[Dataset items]
== == ==

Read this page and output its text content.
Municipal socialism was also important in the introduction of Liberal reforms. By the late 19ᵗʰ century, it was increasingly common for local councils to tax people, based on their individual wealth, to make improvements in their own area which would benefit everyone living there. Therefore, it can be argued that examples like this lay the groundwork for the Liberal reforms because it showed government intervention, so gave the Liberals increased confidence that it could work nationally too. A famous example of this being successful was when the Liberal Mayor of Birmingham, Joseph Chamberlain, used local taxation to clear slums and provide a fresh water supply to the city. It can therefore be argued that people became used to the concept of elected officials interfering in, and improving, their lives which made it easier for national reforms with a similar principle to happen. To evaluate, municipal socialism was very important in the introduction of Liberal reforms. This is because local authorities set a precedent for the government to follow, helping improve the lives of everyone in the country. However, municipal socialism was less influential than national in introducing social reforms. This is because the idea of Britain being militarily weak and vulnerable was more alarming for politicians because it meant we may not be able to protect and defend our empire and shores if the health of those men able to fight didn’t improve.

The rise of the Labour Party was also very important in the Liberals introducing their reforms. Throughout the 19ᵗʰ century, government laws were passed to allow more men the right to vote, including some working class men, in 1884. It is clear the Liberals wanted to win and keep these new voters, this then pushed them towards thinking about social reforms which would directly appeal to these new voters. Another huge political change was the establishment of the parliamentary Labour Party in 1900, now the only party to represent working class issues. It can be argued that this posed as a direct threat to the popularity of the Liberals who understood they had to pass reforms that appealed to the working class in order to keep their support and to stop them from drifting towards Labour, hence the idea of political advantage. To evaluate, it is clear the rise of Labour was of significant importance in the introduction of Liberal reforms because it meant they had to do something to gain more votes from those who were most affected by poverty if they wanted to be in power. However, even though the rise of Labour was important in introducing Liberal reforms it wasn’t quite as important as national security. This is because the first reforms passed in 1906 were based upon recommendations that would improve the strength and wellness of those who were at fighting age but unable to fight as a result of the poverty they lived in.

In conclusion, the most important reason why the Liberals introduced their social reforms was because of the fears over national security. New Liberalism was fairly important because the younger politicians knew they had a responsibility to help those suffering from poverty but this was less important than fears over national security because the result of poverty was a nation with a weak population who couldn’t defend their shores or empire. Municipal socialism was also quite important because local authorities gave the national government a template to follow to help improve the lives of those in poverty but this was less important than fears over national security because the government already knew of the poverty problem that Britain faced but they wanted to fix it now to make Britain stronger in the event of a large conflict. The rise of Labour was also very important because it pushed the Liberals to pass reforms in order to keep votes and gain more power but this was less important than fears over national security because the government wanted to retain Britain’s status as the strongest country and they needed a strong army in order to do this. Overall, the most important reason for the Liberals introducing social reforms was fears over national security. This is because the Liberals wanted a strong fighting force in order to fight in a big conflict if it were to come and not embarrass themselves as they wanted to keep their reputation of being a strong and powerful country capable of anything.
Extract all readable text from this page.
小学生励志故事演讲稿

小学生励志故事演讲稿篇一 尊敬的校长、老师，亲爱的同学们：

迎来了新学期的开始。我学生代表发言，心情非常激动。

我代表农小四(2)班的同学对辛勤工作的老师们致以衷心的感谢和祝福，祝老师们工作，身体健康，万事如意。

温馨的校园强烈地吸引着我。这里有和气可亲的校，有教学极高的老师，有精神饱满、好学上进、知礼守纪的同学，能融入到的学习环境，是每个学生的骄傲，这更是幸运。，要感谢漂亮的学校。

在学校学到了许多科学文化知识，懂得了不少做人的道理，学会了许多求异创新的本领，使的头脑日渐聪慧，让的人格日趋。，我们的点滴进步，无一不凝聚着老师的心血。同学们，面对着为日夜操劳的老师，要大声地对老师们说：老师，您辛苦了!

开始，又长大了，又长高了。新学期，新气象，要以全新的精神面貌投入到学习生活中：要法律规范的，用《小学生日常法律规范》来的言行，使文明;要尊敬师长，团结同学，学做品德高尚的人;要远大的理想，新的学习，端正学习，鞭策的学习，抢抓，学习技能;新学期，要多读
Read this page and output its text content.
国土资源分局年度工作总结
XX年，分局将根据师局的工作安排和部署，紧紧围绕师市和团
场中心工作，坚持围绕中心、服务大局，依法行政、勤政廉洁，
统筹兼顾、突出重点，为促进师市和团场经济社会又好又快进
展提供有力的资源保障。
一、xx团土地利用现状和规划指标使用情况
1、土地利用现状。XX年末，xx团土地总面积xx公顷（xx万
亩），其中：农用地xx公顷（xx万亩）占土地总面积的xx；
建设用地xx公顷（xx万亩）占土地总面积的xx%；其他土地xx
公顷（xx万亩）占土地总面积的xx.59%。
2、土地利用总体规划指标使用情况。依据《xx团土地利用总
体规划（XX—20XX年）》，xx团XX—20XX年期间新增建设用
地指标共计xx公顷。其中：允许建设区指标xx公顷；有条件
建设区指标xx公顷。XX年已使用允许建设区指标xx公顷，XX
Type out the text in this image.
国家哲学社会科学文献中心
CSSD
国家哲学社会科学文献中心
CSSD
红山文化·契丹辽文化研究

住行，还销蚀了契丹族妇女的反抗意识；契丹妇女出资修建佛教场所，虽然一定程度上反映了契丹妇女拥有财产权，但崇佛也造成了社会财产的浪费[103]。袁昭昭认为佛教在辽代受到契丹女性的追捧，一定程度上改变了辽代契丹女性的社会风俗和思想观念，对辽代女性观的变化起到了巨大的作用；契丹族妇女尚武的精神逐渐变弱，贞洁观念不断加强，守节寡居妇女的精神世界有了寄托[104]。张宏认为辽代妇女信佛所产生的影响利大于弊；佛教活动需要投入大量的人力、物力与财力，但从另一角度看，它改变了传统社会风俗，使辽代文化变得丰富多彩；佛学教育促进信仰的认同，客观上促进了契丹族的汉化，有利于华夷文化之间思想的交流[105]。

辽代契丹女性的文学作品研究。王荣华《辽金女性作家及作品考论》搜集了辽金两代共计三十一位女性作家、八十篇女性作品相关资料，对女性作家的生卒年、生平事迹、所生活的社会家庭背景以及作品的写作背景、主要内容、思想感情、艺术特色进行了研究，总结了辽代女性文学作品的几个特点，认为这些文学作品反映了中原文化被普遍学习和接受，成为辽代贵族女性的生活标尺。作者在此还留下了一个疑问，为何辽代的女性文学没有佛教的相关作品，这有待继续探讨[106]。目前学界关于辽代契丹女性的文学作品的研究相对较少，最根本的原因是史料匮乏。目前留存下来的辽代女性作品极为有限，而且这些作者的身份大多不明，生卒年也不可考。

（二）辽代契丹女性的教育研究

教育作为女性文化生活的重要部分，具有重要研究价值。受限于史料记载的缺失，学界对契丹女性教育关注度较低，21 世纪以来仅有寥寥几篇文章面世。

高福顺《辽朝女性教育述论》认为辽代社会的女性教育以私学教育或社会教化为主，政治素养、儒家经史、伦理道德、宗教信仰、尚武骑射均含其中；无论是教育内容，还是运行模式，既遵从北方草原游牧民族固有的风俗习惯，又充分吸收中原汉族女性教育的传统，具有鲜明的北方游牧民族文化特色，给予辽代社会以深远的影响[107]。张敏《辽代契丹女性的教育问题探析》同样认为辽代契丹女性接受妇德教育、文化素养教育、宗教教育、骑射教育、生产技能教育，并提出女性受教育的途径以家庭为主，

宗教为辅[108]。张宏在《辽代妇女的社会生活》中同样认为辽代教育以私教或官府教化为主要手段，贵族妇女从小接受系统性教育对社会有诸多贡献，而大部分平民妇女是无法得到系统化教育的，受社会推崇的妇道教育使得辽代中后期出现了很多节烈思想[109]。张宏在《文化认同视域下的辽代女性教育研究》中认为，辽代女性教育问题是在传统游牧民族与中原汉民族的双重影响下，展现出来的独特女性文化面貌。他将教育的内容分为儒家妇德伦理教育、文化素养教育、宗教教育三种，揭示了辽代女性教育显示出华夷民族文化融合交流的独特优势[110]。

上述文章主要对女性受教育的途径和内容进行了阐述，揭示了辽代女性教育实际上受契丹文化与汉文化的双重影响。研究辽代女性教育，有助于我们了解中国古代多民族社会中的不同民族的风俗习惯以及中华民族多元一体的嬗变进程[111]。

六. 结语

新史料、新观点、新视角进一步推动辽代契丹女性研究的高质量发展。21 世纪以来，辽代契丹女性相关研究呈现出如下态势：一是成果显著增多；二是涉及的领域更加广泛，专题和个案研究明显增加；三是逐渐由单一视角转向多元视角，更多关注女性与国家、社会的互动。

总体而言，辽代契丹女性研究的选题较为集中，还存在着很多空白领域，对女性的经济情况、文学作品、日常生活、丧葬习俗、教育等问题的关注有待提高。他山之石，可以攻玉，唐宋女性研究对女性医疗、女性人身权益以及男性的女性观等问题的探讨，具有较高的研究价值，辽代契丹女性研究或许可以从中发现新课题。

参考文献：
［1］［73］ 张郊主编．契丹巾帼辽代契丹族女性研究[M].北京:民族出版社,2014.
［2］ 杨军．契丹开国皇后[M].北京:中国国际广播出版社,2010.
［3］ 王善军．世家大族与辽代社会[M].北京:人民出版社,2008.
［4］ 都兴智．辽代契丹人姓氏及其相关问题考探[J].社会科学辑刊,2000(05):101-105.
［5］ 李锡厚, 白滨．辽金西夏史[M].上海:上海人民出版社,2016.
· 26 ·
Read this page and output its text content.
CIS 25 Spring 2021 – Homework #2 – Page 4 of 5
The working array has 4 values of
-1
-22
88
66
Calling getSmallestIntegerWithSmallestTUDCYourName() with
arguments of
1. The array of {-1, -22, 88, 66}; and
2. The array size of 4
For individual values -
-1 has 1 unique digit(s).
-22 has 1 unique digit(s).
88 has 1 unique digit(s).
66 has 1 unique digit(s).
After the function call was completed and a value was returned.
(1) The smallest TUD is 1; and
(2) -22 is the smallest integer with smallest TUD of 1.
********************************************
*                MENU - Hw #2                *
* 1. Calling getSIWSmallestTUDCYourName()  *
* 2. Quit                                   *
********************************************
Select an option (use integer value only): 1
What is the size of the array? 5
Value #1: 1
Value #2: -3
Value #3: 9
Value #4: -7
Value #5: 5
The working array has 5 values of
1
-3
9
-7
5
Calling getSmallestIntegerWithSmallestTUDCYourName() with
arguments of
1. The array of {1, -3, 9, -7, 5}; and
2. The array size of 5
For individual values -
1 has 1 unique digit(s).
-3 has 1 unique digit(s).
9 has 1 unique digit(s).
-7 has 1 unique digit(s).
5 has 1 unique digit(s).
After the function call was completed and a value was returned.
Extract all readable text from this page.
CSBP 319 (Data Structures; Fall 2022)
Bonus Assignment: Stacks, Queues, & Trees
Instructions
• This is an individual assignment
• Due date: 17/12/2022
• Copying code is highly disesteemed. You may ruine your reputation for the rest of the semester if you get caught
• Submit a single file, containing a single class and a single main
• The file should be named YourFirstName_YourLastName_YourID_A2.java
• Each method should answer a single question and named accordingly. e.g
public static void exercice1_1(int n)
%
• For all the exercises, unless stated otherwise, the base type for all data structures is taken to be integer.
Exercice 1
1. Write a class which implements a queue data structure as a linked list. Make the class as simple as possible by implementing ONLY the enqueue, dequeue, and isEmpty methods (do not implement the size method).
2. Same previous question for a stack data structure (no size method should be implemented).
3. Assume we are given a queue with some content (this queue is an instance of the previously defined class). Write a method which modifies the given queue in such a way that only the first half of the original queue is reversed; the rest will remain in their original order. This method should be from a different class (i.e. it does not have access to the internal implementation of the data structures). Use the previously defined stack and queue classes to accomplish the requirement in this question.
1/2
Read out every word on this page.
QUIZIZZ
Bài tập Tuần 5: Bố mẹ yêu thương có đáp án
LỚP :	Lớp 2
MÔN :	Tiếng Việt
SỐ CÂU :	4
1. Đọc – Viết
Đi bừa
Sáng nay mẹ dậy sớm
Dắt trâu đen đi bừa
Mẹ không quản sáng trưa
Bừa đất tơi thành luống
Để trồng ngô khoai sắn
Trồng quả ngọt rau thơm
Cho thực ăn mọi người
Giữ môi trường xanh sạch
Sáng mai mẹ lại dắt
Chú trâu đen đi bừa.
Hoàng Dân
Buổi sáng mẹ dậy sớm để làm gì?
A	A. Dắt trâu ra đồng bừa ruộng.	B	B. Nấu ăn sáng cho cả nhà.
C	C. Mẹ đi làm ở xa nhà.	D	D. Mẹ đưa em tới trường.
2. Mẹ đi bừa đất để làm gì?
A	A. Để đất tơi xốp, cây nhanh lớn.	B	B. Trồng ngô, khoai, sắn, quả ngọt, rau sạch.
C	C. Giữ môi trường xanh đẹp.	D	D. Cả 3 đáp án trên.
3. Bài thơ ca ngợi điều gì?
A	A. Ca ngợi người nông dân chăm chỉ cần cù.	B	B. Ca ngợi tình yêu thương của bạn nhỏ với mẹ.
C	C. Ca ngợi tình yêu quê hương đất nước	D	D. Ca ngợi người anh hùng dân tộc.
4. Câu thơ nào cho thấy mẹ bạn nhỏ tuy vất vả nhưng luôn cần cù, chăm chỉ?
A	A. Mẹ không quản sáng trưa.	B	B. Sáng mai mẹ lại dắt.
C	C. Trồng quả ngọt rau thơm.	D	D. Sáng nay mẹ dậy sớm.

== == ==

Exactly and exclusively, repeat the lines from the line that contains "Read out every word on this page." through the end of the records, both ends included.

Response:
Read out every word on this page.
QUIZIZZ
Bài tập Tuần 5: Bố mẹ yêu thương có đáp án
LỚP :	Lớp 2
MÔN :	Tiếng Việt
SỐ CÂU :	4
1. Đọc – Viết
Đi bừa
Sáng nay mẹ dậy sớm
Dắt trâu đen đi bừa
Mẹ không quản sáng trưa
Bừa đất tơi thành luống
Để trồng ngô khoai sắn
Trồng quả ngọt rau thơm
Cho thực ăn mọi người
Giữ môi trường xanh sạch
Sáng mai mẹ lại dắt
Chú trâu đen đi bừa.
Hoàng Dân
Buổi sáng mẹ dậy sớm để làm gì?
A	A. Dắt trâu ra đồng bừa ruộng.	B	B. Nấu ăn sáng cho cả nhà.
C	C. Mẹ đi làm ở xa nhà.	D	D. Mẹ đưa em tới trường.
2. Mẹ đi bừa đất để làm gì?
A	A. Để đất tơi xốp, cây nhanh lớn.	B	B. Trồng ngô, khoai, sắn, quả ngọt, rau sạch.
C	C. Giữ môi trường xanh đẹp.	D	D. Cả 3 đáp án trên.
3. Bài thơ ca ngợi điều gì?
A	A. Ca ngợi người nông dân chăm chỉ cần cù.	B	B. Ca ngợi tình yêu thương của bạn nhỏ với mẹ.
C	C. Ca ngợi tình yêu quê hương đất nước	D	D. Ca ngợi người anh hùng dân tộc.
4. Câu thơ nào cho thấy mẹ bạn nhỏ tuy vất vả nhưng luôn cần cù, chăm chỉ?
A	A. Mẹ không quản sáng trưa.	B	B. Sáng mai mẹ lại dắt.
C	C. Trồng quả ngọt rau thơm.	D	D. Sáng nay mẹ dậy sớm.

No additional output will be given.